» To be done: Identify and pull out each line of the entries in which "JSON" occurs.

» Supplied entries:
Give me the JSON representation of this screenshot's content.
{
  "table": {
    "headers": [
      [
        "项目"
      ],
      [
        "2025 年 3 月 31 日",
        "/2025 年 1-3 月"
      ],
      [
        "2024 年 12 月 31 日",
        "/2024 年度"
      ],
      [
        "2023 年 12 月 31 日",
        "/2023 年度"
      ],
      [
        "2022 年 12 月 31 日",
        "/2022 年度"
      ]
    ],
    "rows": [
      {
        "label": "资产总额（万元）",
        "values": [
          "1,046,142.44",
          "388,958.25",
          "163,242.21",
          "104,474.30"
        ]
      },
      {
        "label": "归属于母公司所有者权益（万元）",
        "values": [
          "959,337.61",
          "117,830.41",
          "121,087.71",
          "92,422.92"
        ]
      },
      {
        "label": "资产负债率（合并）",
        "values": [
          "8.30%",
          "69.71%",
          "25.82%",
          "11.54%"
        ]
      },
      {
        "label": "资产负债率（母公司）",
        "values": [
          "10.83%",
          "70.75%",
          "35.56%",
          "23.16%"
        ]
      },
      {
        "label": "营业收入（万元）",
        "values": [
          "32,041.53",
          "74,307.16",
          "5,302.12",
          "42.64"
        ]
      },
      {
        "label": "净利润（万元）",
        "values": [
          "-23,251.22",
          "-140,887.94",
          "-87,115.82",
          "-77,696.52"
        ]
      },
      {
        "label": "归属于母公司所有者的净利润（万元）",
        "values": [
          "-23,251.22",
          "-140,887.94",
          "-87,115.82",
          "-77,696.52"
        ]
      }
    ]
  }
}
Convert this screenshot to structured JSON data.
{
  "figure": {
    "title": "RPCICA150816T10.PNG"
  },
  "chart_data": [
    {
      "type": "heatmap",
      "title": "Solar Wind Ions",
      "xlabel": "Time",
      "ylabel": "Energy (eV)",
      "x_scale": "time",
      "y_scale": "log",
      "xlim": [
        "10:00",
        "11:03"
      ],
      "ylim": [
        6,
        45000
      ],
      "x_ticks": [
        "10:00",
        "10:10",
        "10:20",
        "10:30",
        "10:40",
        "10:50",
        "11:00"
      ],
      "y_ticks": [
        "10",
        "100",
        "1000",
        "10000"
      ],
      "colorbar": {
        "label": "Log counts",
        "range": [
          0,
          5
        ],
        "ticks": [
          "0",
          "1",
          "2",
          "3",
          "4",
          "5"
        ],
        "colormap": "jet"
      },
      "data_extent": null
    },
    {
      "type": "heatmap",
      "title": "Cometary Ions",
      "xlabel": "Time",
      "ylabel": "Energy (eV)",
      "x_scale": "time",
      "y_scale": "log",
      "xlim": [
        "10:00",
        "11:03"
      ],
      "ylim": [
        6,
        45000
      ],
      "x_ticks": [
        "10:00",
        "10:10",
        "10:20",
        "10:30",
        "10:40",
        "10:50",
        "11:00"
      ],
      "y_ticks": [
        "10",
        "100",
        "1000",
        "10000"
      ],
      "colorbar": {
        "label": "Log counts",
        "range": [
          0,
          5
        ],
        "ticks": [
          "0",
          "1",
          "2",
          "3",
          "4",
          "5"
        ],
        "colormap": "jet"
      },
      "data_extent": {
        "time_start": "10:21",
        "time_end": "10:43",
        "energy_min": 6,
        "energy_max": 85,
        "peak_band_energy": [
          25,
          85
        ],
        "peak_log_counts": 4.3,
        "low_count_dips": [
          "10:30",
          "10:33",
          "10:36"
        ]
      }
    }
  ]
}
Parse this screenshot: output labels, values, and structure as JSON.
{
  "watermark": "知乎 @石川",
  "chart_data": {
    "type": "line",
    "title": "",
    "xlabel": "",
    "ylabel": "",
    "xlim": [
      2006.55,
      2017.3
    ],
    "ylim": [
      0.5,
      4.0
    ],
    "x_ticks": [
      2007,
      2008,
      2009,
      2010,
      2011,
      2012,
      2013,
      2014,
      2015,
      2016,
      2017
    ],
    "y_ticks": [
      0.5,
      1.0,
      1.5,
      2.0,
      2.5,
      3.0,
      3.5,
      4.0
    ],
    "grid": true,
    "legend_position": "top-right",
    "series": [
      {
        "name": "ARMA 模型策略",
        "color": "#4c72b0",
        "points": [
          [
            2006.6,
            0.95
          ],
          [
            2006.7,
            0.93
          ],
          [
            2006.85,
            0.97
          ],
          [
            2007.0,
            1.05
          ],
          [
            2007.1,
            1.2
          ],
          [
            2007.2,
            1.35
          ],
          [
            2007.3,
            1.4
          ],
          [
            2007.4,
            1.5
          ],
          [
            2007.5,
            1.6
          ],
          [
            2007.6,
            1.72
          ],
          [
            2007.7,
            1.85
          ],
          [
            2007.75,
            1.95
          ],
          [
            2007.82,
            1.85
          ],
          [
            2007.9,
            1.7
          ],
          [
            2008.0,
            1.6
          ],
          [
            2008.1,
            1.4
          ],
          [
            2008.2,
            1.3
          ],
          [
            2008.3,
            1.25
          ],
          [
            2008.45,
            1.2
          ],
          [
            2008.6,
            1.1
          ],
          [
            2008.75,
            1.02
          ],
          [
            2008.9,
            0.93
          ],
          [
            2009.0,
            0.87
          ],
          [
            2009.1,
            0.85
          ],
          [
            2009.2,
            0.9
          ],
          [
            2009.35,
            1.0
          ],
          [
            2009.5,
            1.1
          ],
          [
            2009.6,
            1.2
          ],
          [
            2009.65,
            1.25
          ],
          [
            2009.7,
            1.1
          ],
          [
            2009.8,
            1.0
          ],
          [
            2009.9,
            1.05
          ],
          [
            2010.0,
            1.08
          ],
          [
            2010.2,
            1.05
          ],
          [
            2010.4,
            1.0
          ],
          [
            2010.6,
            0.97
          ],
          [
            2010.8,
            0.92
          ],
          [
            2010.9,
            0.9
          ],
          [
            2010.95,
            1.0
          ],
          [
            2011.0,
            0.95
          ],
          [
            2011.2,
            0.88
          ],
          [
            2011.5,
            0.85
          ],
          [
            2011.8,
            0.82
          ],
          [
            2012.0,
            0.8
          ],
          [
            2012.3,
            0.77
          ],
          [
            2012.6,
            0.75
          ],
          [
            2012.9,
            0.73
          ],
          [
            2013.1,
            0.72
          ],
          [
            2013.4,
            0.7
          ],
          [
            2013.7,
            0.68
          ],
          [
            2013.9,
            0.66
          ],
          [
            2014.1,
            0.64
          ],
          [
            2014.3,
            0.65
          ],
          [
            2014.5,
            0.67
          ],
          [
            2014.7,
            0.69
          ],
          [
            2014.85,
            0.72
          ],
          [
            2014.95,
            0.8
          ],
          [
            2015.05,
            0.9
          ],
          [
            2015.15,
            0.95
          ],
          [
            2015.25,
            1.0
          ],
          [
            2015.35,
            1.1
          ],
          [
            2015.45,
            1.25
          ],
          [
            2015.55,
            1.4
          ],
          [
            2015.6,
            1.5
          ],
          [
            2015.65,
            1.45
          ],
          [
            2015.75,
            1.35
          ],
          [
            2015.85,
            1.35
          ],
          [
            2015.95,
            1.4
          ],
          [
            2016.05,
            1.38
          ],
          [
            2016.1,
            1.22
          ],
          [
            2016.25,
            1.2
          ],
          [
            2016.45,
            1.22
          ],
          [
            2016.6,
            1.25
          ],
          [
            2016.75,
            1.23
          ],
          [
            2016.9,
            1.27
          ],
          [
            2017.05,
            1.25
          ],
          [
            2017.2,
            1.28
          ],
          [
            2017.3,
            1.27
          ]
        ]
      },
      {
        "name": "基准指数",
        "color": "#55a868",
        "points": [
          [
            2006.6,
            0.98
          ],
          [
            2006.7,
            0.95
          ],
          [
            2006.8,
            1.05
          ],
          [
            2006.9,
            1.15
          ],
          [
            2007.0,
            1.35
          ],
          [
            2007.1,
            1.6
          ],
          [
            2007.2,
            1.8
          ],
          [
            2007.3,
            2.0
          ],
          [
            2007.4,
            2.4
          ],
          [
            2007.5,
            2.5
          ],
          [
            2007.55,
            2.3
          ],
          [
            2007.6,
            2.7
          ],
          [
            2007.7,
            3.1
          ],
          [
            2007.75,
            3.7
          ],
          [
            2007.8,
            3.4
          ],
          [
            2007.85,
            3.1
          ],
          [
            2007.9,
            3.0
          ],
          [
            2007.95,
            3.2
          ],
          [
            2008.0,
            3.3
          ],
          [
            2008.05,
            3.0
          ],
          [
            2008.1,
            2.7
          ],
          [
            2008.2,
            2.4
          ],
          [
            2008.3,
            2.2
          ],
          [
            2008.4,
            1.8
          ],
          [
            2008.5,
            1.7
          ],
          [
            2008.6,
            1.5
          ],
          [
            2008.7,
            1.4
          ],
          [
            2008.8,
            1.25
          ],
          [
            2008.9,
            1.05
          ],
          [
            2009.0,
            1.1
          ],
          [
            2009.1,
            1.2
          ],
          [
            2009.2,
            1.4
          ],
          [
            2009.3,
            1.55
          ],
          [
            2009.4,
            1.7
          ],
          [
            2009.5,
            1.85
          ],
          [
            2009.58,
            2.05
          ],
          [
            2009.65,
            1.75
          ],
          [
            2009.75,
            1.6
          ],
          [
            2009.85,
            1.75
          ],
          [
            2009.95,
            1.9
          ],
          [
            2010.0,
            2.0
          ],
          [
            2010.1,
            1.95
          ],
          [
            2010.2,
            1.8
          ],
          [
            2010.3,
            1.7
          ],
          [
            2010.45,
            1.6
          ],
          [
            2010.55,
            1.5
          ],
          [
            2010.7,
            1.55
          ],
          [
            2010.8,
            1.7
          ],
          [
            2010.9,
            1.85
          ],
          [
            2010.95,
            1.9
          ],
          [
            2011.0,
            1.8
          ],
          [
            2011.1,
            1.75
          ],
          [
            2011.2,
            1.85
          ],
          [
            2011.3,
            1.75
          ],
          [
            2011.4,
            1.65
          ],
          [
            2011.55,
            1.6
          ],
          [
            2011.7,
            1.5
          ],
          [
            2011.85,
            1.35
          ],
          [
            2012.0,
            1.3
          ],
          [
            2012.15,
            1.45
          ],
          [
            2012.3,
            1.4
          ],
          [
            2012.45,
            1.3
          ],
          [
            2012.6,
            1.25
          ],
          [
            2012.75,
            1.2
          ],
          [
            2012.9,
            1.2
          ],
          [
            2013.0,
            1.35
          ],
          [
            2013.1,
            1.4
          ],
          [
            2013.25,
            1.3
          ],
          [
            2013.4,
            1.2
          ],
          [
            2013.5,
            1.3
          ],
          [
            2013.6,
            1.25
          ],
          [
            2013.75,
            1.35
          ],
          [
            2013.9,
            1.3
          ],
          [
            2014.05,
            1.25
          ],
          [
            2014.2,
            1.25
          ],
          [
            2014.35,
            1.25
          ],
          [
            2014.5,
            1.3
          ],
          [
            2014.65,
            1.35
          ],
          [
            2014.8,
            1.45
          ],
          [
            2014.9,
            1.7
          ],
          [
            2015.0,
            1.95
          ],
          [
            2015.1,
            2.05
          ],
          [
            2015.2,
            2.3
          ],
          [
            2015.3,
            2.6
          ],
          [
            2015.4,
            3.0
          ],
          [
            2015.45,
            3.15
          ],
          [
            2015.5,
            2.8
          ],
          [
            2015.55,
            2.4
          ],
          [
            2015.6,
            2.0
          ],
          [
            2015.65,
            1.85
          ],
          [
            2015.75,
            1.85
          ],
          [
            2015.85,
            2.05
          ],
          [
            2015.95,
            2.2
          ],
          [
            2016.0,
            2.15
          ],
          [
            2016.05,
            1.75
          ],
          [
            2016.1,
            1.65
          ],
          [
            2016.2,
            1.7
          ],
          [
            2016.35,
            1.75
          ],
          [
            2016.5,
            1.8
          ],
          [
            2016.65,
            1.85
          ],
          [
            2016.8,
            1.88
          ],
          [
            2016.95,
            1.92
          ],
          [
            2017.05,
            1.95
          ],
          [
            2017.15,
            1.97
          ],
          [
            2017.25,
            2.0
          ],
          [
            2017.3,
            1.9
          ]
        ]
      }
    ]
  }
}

» Written response:
Give me the JSON representation of this screenshot's content.
Convert this screenshot to structured JSON data.
Parse this screenshot: output labels, values, and structure as JSON.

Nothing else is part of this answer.